[Written problem]
Give only one thing: the number of lines that include the word "Read".

[Record extracts]
□ □ □
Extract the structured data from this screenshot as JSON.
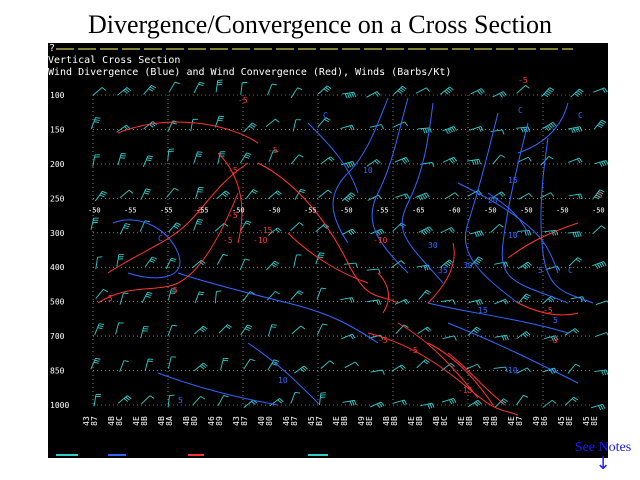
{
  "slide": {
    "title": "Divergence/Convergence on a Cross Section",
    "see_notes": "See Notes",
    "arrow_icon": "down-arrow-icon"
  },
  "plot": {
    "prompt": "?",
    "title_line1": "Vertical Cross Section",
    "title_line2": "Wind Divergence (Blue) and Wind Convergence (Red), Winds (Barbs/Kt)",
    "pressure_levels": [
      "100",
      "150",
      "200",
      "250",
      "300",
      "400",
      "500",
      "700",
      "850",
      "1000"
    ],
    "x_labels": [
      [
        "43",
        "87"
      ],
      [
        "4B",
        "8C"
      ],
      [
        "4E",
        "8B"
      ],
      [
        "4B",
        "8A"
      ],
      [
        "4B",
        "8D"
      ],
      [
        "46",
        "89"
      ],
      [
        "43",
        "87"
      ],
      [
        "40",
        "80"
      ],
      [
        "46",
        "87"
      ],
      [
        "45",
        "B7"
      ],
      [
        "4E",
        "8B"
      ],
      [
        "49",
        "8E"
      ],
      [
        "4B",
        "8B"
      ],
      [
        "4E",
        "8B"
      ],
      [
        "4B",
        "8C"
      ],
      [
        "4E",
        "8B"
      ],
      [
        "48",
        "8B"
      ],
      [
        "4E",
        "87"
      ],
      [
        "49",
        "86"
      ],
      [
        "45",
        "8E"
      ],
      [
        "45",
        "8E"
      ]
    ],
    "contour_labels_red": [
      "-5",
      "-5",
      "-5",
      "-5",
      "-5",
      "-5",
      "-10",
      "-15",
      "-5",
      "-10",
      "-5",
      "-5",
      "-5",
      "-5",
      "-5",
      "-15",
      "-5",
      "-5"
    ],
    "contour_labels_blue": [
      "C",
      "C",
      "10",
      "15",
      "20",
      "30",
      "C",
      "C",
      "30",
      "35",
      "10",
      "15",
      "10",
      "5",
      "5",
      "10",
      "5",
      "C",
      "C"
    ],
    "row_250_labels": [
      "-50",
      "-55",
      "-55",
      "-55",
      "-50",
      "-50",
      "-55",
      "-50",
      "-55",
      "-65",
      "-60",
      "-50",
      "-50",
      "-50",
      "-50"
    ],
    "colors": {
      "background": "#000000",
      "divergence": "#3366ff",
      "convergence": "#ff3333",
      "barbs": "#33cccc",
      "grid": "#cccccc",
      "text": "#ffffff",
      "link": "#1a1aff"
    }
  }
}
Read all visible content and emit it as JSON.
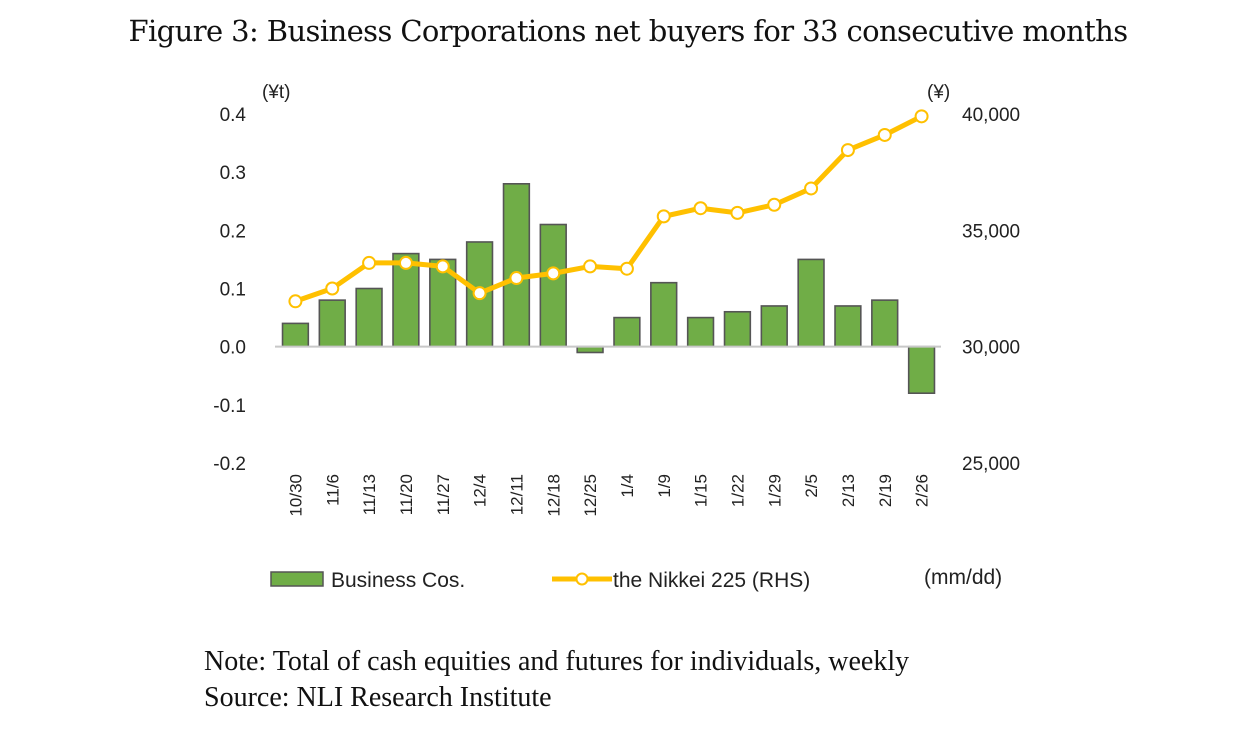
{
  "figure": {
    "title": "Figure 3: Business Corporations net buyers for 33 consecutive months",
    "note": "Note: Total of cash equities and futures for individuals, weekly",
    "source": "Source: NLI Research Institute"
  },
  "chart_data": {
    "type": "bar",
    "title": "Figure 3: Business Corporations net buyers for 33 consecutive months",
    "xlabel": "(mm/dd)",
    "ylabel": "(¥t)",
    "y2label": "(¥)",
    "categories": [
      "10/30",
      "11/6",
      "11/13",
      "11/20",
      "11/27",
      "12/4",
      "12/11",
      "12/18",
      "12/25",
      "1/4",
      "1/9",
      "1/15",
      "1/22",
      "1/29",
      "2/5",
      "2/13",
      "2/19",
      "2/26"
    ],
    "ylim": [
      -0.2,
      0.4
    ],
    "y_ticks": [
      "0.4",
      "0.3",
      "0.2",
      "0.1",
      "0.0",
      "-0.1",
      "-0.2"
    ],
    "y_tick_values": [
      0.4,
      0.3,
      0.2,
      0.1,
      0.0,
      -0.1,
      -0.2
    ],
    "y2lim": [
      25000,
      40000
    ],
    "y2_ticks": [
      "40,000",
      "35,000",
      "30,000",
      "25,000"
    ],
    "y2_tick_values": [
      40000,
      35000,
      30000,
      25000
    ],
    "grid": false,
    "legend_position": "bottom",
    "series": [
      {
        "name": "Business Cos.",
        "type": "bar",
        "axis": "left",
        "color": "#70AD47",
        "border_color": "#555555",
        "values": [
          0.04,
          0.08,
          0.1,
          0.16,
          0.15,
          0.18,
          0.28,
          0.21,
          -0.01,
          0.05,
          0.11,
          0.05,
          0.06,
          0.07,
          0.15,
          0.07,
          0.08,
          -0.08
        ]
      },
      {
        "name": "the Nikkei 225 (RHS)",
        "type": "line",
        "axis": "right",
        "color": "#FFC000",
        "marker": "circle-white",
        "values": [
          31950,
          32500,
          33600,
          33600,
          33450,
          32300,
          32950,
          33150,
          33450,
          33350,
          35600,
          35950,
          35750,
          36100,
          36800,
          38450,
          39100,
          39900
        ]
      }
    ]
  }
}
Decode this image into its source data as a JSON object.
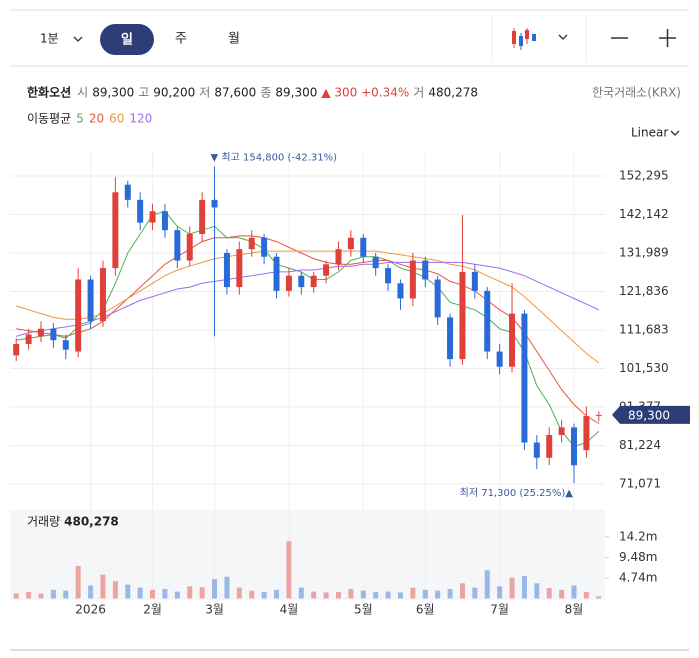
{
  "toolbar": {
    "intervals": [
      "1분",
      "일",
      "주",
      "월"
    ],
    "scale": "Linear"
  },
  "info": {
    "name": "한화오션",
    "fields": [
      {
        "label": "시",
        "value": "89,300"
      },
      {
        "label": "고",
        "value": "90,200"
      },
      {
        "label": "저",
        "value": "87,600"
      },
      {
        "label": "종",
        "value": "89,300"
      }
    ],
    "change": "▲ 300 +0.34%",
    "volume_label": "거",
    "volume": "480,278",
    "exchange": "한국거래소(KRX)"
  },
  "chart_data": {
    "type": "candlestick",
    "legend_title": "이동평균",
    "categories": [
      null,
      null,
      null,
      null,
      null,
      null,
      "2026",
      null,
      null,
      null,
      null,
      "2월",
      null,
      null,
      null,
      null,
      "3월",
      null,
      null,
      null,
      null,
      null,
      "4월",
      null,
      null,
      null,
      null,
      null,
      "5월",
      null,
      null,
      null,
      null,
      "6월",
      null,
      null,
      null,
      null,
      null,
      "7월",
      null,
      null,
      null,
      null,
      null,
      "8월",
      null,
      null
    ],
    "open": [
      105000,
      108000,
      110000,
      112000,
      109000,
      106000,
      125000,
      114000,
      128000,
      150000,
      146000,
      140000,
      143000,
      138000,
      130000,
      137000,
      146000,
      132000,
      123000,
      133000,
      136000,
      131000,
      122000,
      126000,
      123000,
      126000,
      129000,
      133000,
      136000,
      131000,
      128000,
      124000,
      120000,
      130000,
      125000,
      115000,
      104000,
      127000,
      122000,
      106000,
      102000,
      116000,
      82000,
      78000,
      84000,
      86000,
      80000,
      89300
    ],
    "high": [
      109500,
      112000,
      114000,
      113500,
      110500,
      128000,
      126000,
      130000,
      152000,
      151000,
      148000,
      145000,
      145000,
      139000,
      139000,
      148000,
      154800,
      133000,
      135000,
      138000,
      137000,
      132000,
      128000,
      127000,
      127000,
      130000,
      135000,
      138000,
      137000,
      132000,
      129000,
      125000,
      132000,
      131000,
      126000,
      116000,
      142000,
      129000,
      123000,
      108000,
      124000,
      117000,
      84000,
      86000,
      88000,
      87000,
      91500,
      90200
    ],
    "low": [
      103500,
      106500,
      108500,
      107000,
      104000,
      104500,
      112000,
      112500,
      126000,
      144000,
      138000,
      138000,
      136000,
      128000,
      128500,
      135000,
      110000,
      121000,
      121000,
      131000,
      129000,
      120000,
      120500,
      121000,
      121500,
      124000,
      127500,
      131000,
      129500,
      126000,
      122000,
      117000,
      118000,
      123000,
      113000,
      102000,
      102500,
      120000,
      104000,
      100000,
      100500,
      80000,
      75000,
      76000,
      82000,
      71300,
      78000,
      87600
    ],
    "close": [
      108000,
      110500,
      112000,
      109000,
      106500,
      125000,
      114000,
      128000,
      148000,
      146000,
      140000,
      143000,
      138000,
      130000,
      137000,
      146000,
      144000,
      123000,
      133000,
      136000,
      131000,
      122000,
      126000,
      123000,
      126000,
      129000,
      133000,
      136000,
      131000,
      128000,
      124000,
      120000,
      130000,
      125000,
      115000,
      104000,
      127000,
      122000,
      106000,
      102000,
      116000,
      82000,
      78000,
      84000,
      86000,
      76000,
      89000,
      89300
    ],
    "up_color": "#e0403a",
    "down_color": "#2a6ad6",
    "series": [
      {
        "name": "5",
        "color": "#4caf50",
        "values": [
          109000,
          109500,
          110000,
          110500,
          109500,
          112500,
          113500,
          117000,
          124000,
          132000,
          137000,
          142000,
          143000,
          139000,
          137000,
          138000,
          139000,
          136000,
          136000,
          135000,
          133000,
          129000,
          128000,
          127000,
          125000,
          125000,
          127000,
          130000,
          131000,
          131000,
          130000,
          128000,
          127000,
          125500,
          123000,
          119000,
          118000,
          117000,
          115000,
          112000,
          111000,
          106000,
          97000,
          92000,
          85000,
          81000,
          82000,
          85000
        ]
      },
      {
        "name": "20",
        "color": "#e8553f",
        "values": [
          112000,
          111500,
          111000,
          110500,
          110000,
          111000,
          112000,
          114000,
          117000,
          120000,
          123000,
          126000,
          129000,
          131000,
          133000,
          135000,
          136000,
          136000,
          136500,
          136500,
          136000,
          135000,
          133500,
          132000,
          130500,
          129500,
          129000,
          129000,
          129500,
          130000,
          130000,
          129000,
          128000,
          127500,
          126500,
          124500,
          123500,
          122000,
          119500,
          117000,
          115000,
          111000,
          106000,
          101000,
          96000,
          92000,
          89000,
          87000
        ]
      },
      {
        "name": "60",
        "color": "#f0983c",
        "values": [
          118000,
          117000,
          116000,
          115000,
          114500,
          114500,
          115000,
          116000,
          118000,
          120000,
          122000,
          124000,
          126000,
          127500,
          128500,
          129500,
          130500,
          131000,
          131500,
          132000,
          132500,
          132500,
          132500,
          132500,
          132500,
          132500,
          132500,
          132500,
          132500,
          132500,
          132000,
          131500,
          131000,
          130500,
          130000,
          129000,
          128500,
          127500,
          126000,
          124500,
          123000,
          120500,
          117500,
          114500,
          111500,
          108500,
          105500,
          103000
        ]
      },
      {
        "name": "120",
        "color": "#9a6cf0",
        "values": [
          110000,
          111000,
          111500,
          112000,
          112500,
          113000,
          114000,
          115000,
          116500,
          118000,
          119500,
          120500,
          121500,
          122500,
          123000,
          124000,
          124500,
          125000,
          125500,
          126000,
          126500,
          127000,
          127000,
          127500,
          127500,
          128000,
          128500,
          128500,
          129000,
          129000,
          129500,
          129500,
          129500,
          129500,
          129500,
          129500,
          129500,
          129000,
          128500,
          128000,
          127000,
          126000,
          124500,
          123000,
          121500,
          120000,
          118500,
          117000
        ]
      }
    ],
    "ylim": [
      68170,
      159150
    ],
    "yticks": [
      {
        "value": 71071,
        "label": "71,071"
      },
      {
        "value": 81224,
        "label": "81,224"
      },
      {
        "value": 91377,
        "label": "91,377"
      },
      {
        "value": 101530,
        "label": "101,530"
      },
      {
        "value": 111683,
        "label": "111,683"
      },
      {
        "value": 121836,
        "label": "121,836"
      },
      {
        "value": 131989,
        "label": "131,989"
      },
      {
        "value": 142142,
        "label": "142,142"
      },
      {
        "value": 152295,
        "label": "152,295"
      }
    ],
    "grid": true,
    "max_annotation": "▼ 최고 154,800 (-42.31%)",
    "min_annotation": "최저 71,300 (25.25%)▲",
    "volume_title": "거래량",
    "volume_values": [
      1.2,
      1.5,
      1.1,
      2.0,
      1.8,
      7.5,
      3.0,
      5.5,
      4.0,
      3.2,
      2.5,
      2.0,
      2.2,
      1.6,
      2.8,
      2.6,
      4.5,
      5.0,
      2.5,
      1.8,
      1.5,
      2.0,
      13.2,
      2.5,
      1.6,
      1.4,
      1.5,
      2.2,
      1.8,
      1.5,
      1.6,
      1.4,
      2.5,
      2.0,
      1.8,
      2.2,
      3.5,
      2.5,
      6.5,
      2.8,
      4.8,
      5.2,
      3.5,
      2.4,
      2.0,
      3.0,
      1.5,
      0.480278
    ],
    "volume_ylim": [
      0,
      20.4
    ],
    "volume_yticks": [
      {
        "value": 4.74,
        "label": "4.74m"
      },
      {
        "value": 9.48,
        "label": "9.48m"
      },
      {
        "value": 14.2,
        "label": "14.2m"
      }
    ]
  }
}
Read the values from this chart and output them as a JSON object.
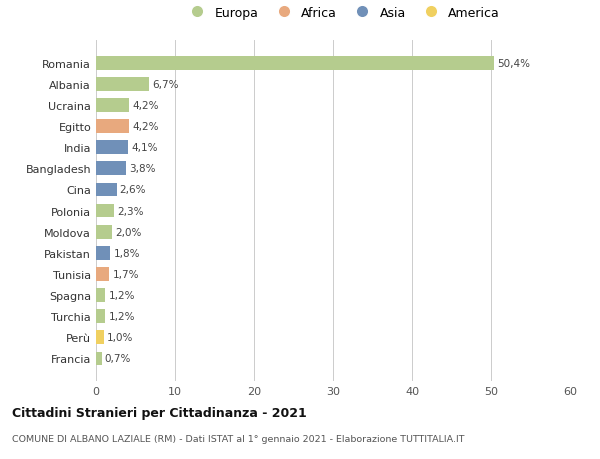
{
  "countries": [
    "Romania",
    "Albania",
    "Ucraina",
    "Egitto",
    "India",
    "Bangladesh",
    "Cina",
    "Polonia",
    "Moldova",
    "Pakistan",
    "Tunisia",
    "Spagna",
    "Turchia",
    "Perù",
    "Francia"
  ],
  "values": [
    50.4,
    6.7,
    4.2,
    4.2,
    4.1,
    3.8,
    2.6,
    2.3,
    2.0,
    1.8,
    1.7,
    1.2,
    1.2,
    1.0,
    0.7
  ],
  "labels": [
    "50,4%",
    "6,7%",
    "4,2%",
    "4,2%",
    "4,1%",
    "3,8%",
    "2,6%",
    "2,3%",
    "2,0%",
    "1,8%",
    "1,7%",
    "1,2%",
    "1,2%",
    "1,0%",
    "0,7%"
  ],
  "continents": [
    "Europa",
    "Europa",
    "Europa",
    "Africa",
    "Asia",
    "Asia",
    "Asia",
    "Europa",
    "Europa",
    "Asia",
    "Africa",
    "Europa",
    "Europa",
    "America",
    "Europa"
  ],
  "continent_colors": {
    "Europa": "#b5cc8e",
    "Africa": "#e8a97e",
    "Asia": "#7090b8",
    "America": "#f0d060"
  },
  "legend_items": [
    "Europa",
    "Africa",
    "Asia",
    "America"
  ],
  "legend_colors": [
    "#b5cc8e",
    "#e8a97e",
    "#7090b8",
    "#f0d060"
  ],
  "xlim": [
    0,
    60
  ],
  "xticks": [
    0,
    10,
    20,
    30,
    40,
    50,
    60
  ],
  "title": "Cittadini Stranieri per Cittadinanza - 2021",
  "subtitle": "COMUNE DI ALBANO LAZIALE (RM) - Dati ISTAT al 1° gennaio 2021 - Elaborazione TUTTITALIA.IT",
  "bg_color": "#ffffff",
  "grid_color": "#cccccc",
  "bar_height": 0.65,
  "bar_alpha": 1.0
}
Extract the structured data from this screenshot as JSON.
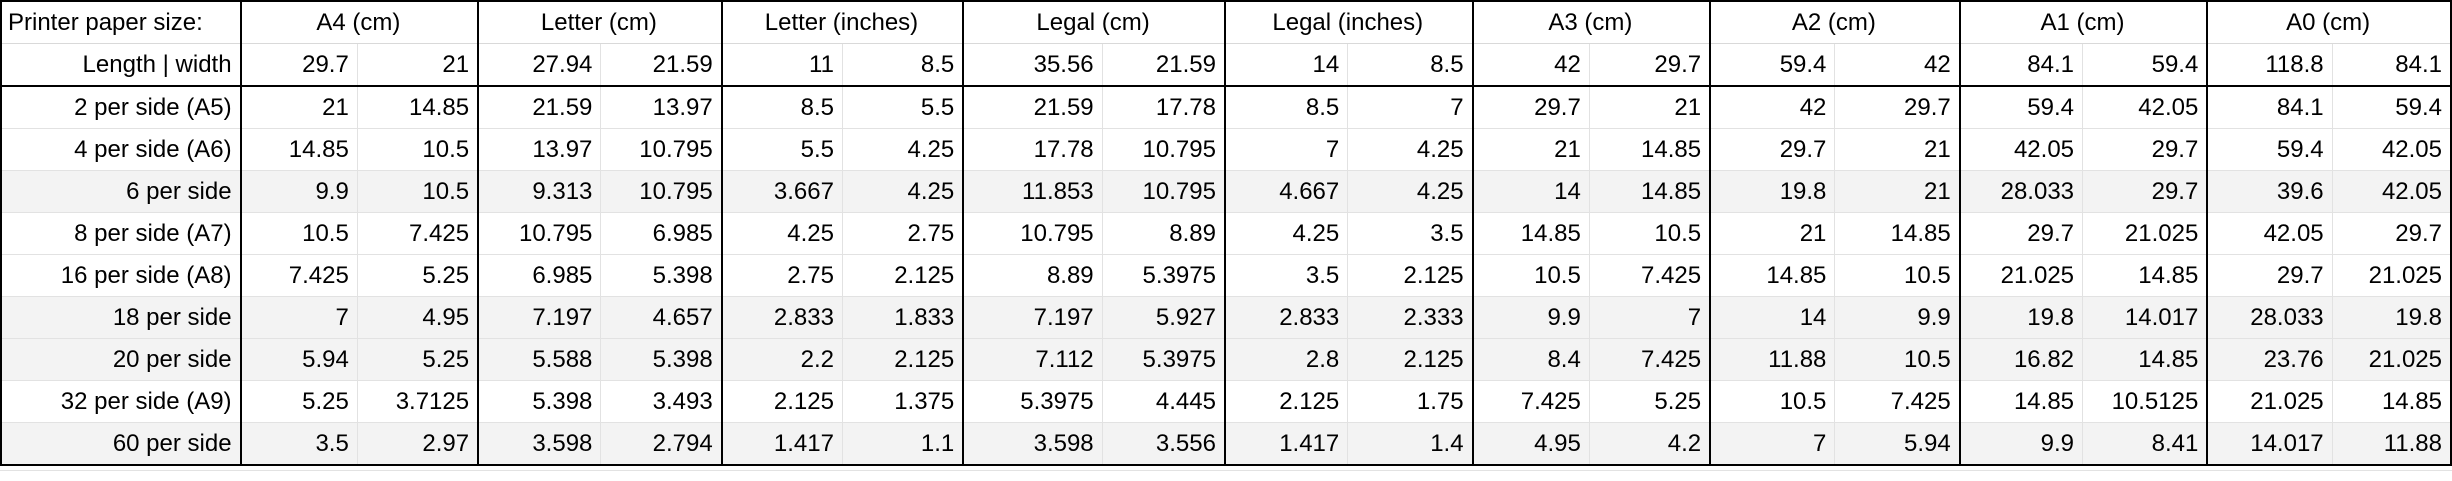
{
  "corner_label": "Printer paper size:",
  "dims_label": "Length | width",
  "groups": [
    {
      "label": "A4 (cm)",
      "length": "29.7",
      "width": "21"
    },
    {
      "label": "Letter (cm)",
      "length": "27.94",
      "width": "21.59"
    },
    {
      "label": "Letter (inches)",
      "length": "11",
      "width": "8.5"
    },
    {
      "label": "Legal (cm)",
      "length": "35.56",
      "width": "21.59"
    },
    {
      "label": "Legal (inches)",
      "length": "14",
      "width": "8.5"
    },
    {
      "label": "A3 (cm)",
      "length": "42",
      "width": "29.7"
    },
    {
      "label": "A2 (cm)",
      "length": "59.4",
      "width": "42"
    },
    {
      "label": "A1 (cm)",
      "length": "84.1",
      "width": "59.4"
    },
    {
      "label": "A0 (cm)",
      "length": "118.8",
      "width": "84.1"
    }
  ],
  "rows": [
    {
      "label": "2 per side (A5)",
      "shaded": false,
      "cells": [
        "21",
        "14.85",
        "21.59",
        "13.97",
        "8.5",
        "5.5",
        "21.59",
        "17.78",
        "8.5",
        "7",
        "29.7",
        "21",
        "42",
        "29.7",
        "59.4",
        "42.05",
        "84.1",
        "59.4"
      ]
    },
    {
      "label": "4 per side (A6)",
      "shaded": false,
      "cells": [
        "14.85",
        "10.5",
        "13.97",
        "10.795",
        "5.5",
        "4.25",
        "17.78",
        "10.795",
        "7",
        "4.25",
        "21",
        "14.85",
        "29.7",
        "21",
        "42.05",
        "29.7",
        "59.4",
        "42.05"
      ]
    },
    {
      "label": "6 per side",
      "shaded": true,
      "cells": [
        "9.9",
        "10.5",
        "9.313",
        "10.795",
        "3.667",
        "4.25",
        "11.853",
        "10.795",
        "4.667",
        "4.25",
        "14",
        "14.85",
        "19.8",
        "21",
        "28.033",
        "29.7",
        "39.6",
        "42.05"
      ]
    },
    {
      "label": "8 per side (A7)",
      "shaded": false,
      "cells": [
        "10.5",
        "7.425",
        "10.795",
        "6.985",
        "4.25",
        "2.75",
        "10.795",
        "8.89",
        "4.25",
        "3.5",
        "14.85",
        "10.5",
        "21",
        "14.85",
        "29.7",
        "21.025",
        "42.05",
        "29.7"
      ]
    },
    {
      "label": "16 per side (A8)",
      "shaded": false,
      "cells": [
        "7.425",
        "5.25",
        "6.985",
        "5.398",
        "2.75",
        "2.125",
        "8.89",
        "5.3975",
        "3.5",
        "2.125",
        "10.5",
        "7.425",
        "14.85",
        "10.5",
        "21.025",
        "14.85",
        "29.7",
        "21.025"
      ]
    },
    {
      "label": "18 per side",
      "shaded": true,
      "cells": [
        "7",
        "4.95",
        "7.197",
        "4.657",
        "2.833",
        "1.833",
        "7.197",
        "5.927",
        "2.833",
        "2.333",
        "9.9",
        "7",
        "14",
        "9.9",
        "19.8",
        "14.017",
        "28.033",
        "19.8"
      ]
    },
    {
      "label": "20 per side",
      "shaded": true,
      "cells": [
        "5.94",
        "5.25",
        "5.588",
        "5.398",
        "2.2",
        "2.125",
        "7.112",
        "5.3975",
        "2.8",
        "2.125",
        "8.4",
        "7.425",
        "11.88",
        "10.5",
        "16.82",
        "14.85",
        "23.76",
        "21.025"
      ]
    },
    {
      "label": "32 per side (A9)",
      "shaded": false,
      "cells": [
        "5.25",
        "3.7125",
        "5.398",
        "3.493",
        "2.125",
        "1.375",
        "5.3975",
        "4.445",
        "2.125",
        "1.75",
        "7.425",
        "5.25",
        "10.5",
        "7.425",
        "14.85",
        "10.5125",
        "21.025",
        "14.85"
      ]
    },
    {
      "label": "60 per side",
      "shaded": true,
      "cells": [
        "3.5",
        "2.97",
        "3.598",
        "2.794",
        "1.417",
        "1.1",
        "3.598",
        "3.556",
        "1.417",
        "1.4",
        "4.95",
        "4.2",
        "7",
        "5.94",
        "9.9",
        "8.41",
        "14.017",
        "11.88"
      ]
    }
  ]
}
□ □ □
[Result for this exercise]
2